## PROMPT
Transcribe every entry word for word. Skip the pictures.
─── SUPPLIED RECORDS ───
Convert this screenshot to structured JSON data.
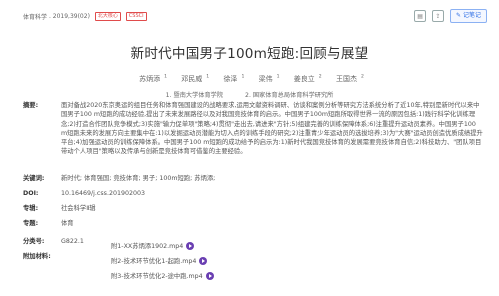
{
  "header": {
    "journal": "体育科学",
    "year_issue": "2019,39(02)",
    "badges": [
      "北大核心",
      "CSSCI"
    ],
    "notes_label": "记笔记"
  },
  "article": {
    "title": "新时代中国男子100m短跑:回顾与展望",
    "authors": [
      {
        "name": "苏炳添",
        "sup": "1"
      },
      {
        "name": "邓民威",
        "sup": "1"
      },
      {
        "name": "徐泽",
        "sup": "1"
      },
      {
        "name": "梁伟",
        "sup": "1"
      },
      {
        "name": "姜良立",
        "sup": "2"
      },
      {
        "name": "王国杰",
        "sup": "2"
      }
    ],
    "affiliations": [
      "1. 暨南大学体育学院",
      "2. 国家体育总局体育科学研究所"
    ]
  },
  "fields": {
    "abstract_label": "摘要:",
    "abstract_text": "面对备战2020东京奥运的组目任务和体育强国建设的战略要求,运用文献资料调研、访谈和案例分析等研究方法系统分析了近10年,特别是新时代以来中国男子100 m短跑的成功经验,提出了未来发展路径以及对我国竞技体育的启示。中国男子100m短跑所取得世界一流的原因包括:1)践行科学化训练理念;2)打造合作团队竞争模式;3)实施\"输力促单项\"策略;4)贯彻\"走出去,请进来\"方针;5)组建完善的训练保障体系;6)注重提升运动员素养。中国男子100 m短跑未来的发展方向主要集中在:1)以发掘运动员潜能为切入点的训练手段的研究;2)注重青少年运动员的选拔培养;3)为\"大赛\"运动员创造优质成绩提升平台;4)加强运动员的训练保障体系。中国男子100 m短跑的成功给予的启示为:1)新时代我国竞技体育的发展需要竞技体育自信;2)科技助力、\"团队项目带动个人项目\"策略以及传承与创新是竞技体育可借鉴的主要经验。",
    "keywords_label": "关键词:",
    "keywords": "新时代; 体育强国; 竞技体育; 男子; 100m短跑; 苏炳添;",
    "doi_label": "DOI:",
    "doi": "10.16469/j.css.201902003",
    "column_label": "专辑:",
    "column": "社会科学Ⅱ辑",
    "subject_label": "专题:",
    "subject": "体育",
    "class_label": "分类号:",
    "class_no": "G822.1",
    "attach_label": "附加材料:",
    "attachments": [
      "附1-XX苏炳添1902.mp4",
      "附2-技术环节优化1-起跑.mp4",
      "附3-技术环节优化2-途中跑.mp4"
    ]
  },
  "colors": {
    "accent": "#2f6fe5",
    "badge": "#e04b4b",
    "play": "#6a3fb2"
  }
}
───
## WRITTEN ANSWER
Convert this screenshot to structured JSON data.
{
  "header": {
    "journal": "体育科学",
    "year_issue": "2019,39(02)",
    "badges": [
      "北大核心",
      "CSSCI"
    ],
    "notes_label": "记笔记"
  },
  "article": {
    "title": "新时代中国男子100m短跑:回顾与展望",
    "authors": [
      {
        "name": "苏炳添",
        "sup": "1"
      },
      {
        "name": "邓民威",
        "sup": "1"
      },
      {
        "name": "徐泽",
        "sup": "1"
      },
      {
        "name": "梁伟",
        "sup": "1"
      },
      {
        "name": "姜良立",
        "sup": "2"
      },
      {
        "name": "王国杰",
        "sup": "2"
      }
    ],
    "affiliations": [
      "1. 暨南大学体育学院",
      "2. 国家体育总局体育科学研究所"
    ]
  },
  "fields": {
    "abstract_label": "摘要:",
    "abstract_text": "面对备战2020东京奥运的组目任务和体育强国建设的战略要求,运用文献资料调研、访谈和案例分析等研究方法系统分析了近10年,特别是新时代以来中国男子100 m短跑的成功经验,提出了未来发展路径以及对我国竞技体育的启示。中国男子100m短跑所取得世界一流的原因包括:1)践行科学化训练理念;2)打造合作团队竞争模式;3)实施\"输力促单项\"策略;4)贯彻\"走出去,请进来\"方针;5)组建完善的训练保障体系;6)注重提升运动员素养。中国男子100 m短跑未来的发展方向主要集中在:1)以发掘运动员潜能为切入点的训练手段的研究;2)注重青少年运动员的选拔培养;3)为\"大赛\"运动员创造优质成绩提升平台;4)加强运动员的训练保障体系。中国男子100 m短跑的成功给予的启示为:1)新时代我国竞技体育的发展需要竞技体育自信;2)科技助力、\"团队项目带动个人项目\"策略以及传承与创新是竞技体育可借鉴的主要经验。",
    "keywords_label": "关键词:",
    "keywords": "新时代; 体育强国; 竞技体育; 男子; 100m短跑; 苏炳添;",
    "doi_label": "DOI:",
    "doi": "10.16469/j.css.201902003",
    "column_label": "专辑:",
    "column": "社会科学Ⅱ辑",
    "subject_label": "专题:",
    "subject": "体育",
    "class_label": "分类号:",
    "class_no": "G822.1",
    "attach_label": "附加材料:",
    "attachments": [
      "附1-XX苏炳添1902.mp4",
      "附2-技术环节优化1-起跑.mp4",
      "附3-技术环节优化2-途中跑.mp4"
    ]
  },
  "colors": {
    "accent": "#2f6fe5",
    "badge": "#e04b4b",
    "play": "#6a3fb2"
  }
}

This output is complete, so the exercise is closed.